# Data records start
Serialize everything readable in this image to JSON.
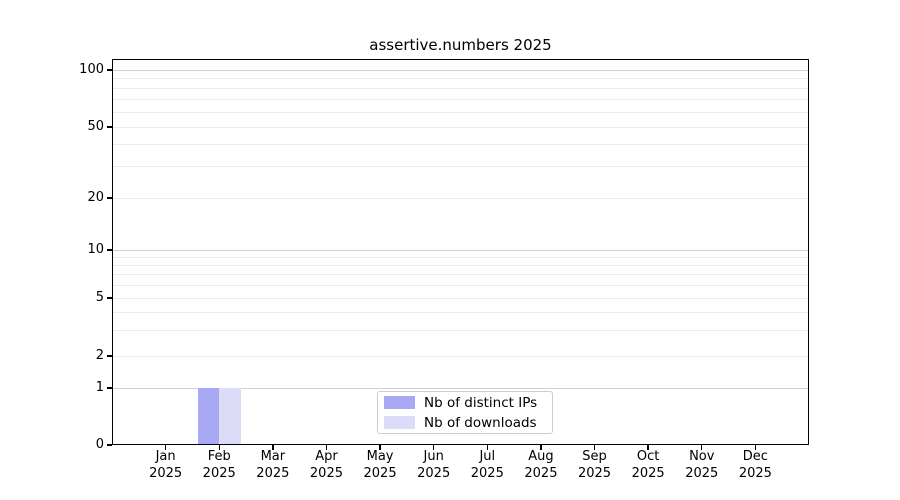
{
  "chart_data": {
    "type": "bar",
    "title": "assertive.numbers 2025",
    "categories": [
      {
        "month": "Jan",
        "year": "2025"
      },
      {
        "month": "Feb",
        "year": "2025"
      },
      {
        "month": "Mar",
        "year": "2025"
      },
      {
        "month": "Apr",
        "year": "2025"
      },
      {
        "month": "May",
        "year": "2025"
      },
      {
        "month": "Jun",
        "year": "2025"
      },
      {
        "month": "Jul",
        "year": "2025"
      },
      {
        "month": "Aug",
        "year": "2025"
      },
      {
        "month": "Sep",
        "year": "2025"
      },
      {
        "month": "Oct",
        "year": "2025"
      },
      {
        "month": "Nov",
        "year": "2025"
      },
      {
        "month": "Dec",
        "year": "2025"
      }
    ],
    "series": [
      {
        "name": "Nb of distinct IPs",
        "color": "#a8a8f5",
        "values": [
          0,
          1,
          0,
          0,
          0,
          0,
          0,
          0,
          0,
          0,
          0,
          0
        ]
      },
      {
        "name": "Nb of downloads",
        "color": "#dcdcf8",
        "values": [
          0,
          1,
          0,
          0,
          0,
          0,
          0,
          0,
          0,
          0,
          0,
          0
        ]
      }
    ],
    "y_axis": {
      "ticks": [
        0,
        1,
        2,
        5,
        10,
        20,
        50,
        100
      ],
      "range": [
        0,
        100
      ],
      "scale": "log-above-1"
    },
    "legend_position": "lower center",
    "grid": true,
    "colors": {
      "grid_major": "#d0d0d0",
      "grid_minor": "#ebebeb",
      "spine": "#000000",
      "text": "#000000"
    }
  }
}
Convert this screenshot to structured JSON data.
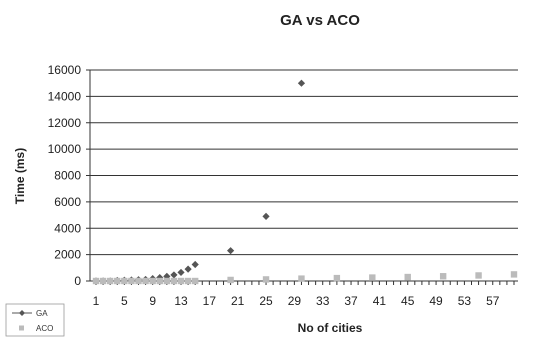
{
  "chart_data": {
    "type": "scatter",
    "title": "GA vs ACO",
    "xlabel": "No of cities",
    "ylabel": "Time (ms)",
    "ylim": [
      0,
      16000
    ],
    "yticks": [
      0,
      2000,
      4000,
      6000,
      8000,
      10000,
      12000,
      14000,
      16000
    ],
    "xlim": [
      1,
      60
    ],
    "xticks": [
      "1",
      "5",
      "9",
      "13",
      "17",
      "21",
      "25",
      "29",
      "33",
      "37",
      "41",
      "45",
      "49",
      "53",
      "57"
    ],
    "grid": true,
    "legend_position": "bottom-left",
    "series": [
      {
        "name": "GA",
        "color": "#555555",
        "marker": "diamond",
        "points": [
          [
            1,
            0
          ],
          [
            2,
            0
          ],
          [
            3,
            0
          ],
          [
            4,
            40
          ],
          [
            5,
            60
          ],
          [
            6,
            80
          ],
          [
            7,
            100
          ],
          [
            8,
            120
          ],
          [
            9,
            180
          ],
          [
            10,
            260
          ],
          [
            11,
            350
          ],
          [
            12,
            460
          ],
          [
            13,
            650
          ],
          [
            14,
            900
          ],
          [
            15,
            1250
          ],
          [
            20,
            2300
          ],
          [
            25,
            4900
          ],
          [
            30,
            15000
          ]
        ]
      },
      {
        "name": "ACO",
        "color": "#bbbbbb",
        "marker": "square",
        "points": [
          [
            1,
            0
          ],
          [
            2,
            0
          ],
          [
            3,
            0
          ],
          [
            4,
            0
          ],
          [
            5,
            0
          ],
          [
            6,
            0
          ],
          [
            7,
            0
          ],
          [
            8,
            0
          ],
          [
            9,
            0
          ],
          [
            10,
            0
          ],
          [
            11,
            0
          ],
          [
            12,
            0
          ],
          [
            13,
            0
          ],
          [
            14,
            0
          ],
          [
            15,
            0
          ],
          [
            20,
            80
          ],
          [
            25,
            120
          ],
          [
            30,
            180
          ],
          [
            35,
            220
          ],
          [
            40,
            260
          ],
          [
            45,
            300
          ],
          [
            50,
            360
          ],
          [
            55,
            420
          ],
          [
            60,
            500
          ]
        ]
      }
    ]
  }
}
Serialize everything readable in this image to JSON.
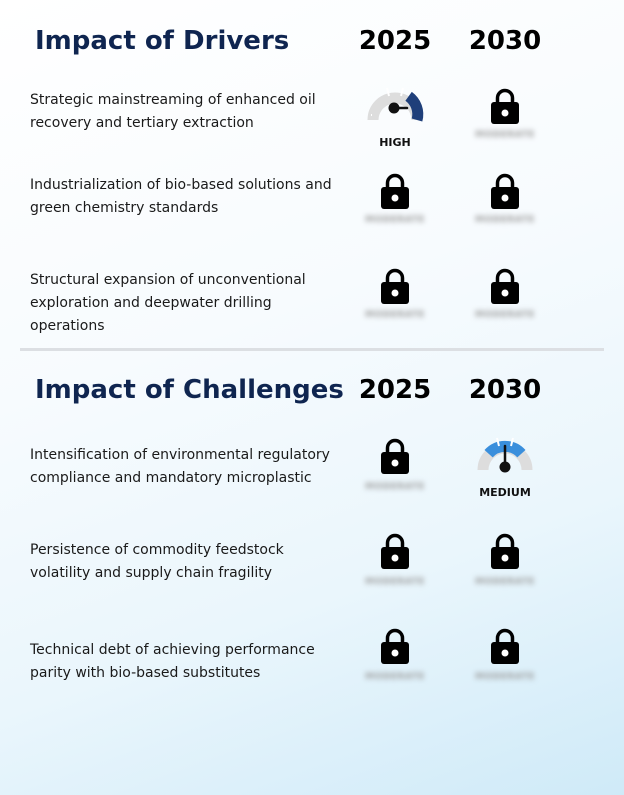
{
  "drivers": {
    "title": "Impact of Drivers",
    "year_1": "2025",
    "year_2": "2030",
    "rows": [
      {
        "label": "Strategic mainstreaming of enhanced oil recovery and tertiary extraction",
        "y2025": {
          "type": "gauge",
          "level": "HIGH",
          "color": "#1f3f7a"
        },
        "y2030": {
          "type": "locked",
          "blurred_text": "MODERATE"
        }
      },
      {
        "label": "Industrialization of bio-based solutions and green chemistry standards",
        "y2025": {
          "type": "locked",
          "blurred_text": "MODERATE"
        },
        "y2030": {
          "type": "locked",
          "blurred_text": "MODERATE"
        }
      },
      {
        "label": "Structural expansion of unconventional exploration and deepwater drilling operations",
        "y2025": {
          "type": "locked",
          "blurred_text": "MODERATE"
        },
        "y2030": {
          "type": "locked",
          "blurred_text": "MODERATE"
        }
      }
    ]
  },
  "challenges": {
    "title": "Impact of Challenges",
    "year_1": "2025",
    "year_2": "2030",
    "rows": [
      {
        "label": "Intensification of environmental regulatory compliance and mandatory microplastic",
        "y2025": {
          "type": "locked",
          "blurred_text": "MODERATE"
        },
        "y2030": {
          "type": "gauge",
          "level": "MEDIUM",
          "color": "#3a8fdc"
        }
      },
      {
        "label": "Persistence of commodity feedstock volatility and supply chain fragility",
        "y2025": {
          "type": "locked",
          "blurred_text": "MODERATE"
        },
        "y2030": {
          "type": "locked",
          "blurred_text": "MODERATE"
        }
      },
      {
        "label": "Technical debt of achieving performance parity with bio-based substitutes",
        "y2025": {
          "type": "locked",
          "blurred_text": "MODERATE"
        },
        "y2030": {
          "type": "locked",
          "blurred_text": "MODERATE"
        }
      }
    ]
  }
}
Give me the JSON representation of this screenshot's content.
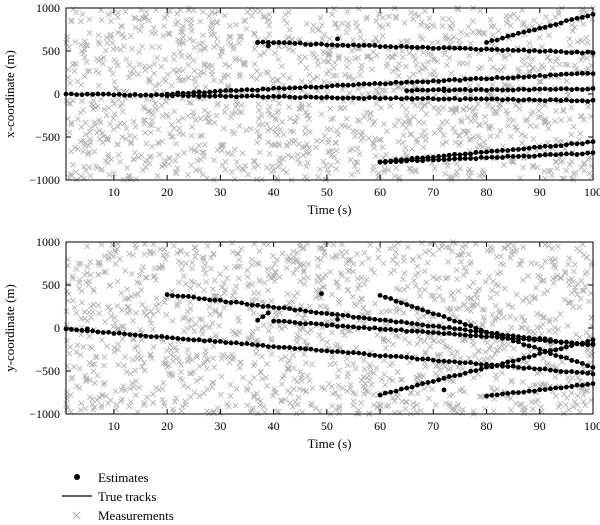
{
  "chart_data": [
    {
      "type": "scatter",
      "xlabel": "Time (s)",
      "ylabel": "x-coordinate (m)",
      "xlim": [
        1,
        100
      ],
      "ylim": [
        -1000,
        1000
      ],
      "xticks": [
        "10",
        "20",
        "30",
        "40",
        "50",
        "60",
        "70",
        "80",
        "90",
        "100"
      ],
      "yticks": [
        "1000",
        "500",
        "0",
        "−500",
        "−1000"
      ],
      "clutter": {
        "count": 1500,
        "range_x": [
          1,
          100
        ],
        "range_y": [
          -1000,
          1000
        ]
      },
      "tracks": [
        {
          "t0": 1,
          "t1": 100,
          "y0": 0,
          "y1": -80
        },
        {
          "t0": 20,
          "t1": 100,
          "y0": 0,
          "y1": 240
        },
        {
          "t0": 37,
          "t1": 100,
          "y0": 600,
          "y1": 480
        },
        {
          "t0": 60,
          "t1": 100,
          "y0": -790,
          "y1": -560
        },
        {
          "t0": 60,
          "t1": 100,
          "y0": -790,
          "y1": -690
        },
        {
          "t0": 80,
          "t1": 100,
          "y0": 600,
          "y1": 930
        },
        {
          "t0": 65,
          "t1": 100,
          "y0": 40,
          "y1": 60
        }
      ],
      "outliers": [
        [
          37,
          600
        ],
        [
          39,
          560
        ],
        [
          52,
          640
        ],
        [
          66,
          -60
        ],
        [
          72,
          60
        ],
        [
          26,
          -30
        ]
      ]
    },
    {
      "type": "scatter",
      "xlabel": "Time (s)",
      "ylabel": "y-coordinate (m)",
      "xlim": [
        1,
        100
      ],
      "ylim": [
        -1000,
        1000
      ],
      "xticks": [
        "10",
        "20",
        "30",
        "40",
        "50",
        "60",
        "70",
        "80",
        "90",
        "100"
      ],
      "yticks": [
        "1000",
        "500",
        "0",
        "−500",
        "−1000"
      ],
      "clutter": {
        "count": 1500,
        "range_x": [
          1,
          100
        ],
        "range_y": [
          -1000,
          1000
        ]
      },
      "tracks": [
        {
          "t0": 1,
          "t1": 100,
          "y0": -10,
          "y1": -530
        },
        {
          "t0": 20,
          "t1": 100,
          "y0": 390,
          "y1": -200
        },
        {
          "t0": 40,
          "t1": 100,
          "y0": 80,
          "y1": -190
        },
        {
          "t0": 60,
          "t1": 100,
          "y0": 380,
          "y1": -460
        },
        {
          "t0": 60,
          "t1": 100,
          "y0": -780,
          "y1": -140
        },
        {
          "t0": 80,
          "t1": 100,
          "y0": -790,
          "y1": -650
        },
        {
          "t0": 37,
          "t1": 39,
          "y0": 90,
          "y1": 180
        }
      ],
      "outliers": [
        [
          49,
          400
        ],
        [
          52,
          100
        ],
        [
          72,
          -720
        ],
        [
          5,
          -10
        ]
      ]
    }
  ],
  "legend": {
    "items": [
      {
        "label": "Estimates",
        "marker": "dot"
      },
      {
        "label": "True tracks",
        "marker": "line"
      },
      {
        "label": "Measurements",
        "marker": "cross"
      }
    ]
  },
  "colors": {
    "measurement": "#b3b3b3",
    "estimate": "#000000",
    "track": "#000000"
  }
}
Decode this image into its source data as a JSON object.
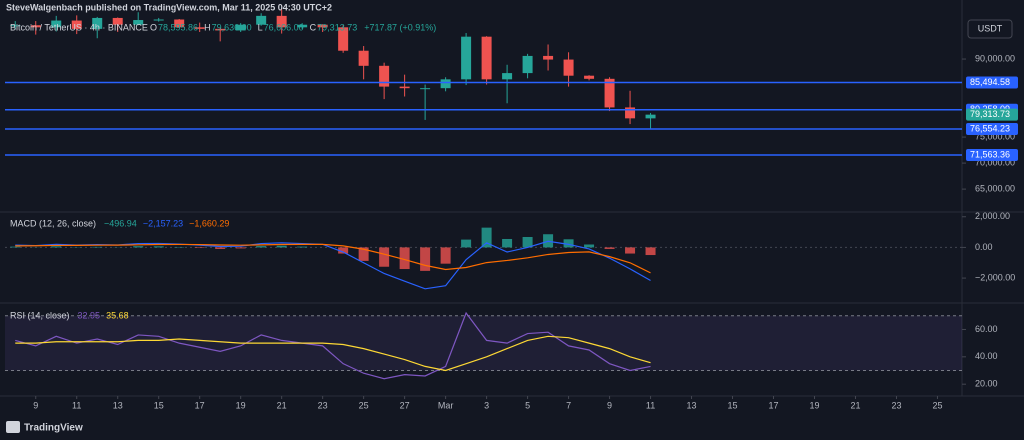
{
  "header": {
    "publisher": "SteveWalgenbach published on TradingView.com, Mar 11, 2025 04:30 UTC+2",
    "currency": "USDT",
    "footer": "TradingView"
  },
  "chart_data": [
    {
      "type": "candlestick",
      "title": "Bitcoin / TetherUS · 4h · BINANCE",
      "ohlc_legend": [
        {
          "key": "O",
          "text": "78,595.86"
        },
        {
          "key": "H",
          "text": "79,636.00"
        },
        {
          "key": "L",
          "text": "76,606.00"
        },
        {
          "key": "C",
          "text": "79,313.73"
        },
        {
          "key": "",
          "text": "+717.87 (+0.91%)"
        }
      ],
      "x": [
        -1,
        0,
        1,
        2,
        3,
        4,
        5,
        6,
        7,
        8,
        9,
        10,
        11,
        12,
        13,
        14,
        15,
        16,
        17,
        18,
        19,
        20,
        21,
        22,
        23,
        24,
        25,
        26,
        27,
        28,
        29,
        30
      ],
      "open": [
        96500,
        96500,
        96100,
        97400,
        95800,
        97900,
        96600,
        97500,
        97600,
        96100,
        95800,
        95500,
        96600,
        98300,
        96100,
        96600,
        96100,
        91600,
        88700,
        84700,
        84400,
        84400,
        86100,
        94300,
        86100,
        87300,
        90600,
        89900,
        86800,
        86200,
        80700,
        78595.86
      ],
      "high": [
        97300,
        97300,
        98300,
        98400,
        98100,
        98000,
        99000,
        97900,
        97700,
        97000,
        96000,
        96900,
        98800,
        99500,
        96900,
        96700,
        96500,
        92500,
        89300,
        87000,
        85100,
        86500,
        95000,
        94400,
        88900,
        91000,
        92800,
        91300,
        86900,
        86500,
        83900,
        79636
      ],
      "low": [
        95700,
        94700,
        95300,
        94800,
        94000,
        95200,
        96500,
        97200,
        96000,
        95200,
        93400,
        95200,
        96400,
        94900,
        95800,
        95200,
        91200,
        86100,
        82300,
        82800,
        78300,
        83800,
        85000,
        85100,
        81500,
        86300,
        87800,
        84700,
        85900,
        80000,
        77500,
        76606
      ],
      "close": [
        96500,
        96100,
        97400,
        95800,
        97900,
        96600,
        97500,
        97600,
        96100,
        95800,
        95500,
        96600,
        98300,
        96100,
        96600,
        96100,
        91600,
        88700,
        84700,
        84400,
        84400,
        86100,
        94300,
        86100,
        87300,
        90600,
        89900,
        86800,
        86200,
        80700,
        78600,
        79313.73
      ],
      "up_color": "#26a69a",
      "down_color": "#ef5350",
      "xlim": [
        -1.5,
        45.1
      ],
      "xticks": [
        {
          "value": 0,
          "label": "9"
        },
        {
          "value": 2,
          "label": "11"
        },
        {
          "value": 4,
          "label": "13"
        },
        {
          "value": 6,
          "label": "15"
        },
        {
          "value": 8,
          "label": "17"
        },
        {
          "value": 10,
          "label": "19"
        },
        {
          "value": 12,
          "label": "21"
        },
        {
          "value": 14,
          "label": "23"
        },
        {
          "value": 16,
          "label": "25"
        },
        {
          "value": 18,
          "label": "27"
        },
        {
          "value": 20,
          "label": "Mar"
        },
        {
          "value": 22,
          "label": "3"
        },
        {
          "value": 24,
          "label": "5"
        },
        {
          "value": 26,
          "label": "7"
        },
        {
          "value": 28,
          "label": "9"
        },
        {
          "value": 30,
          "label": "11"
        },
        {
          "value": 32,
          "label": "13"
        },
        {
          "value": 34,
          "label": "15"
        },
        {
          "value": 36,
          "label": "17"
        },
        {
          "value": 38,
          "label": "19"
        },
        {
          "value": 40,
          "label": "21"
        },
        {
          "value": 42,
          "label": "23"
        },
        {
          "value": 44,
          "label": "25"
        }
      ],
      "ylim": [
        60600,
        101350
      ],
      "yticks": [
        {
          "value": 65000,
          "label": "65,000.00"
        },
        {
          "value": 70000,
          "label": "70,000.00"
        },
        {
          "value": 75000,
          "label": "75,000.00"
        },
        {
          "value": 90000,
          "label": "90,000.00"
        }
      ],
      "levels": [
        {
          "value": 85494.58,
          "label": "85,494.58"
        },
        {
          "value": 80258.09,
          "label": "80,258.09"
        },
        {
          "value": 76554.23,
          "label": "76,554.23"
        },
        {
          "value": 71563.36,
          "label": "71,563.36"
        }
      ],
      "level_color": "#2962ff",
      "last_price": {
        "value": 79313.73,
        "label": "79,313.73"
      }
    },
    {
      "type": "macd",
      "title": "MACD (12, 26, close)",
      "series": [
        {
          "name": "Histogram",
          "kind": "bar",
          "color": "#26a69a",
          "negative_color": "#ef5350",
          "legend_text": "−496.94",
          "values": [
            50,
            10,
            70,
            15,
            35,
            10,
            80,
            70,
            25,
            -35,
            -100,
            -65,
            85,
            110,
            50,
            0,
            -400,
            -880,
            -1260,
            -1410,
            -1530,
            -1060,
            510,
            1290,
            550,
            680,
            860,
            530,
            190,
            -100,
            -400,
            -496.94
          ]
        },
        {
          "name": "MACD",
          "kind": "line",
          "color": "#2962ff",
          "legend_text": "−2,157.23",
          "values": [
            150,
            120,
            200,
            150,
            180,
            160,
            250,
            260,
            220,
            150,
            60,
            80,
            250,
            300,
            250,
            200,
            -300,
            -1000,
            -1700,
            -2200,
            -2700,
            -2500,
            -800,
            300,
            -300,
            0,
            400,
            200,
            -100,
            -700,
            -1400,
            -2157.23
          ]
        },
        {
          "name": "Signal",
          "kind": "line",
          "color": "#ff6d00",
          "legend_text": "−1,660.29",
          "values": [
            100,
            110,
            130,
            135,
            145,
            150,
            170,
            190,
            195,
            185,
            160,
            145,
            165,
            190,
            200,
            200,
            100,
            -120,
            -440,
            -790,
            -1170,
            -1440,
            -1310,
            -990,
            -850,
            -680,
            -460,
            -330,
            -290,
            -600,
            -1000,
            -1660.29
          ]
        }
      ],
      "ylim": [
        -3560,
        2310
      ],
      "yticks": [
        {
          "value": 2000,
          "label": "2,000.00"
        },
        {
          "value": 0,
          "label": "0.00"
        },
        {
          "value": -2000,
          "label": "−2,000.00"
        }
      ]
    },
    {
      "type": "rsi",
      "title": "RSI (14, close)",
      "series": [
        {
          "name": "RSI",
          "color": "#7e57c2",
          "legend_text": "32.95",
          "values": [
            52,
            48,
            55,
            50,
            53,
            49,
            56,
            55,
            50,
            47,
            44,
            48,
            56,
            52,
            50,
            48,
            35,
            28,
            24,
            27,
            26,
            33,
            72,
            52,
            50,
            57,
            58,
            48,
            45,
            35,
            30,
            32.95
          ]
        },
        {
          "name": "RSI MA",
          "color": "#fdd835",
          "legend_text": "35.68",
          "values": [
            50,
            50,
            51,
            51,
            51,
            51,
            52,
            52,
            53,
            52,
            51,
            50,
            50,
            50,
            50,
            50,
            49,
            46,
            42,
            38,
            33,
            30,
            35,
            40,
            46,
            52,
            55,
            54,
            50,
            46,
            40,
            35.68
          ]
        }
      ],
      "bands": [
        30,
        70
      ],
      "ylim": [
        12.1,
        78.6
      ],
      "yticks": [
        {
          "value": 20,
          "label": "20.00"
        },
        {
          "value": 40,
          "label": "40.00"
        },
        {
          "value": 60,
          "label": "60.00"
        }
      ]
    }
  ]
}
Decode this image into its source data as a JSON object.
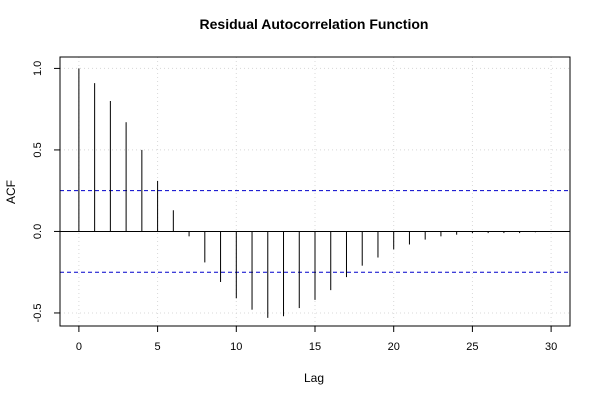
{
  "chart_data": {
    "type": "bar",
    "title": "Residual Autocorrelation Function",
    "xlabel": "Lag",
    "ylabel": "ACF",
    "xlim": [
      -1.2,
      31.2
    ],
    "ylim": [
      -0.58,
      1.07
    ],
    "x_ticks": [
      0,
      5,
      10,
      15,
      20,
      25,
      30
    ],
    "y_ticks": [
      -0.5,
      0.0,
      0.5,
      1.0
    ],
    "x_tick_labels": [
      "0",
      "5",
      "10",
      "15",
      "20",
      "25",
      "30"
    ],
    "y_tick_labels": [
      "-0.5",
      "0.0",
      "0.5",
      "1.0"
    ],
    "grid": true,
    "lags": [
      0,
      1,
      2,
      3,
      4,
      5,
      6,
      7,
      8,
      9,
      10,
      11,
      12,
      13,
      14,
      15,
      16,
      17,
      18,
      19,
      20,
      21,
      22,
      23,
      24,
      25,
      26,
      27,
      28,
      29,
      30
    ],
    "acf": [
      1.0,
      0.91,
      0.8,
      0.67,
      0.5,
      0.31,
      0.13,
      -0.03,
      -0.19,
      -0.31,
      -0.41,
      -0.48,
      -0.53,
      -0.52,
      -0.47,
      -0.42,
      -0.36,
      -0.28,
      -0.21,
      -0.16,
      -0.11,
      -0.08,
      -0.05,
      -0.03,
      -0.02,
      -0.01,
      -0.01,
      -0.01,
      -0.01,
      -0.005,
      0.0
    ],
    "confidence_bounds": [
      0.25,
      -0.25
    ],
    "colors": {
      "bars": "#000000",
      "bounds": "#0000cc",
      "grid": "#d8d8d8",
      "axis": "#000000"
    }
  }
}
# Data records end
Among the lines of the material, find those that hold the word "month" and copy them.

        "month": "Jan",
        "month": "Feb",
        "month": "Mar",
        "month": "Apr",
        "month": "May",
        "month": "Jun",
        "month": "Jul",
        "month": "Aug",
        "month": "Sep",
        "month": "Oct",
        "month": "Nov",
        "month": "Dec",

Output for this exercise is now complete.